→ Problem to work on: Look for "Precipitation" in each line of the entries, and return the matching lines.

→ Record list:
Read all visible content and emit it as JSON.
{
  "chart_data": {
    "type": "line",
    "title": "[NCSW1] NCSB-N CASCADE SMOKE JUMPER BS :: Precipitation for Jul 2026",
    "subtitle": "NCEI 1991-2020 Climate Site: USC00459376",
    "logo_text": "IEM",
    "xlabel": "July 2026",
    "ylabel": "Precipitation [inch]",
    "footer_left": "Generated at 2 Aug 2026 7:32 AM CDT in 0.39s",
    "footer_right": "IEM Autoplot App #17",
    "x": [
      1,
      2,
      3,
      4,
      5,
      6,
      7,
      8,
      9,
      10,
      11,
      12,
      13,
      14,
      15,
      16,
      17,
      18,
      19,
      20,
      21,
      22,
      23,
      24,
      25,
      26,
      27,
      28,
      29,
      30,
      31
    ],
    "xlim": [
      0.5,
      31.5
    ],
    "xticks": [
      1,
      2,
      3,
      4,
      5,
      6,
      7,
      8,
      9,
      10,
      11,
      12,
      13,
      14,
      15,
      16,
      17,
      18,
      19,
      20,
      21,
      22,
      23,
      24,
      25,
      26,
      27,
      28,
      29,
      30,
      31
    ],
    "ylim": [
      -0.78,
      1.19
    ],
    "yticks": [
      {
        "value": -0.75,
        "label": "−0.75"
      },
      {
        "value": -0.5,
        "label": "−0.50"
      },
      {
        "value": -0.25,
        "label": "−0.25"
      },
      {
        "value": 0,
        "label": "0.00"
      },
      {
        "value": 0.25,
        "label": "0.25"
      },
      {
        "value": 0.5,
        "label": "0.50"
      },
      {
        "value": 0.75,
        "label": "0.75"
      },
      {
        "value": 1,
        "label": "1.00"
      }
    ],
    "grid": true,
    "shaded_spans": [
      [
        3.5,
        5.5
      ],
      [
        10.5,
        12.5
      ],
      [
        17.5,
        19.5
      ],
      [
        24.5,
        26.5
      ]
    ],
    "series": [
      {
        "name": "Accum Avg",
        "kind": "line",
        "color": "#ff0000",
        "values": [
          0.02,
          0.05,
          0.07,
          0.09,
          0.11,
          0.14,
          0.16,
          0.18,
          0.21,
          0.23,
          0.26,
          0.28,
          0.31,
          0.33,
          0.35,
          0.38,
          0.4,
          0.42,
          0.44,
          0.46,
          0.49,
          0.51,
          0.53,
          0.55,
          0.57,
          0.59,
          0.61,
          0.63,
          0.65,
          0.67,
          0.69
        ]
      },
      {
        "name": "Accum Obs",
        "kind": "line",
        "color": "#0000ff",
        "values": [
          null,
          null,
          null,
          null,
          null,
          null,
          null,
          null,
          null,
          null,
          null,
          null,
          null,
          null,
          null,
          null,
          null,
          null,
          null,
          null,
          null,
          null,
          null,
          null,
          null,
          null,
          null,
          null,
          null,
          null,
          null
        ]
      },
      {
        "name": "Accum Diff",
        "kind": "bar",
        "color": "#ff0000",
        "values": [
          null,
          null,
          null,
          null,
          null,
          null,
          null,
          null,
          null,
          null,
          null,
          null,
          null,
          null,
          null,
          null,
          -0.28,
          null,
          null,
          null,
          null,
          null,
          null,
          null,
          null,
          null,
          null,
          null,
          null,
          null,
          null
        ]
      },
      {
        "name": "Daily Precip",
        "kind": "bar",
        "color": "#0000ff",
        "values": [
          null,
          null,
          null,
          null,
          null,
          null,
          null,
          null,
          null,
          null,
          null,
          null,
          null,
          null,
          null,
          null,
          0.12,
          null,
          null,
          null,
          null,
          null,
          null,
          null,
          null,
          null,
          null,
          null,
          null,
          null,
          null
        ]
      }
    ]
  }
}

→ Response to this task:
    "title": "[NCSW1] NCSB-N CASCADE SMOKE JUMPER BS :: Precipitation for Jul 2026",
    "ylabel": "Precipitation [inch]",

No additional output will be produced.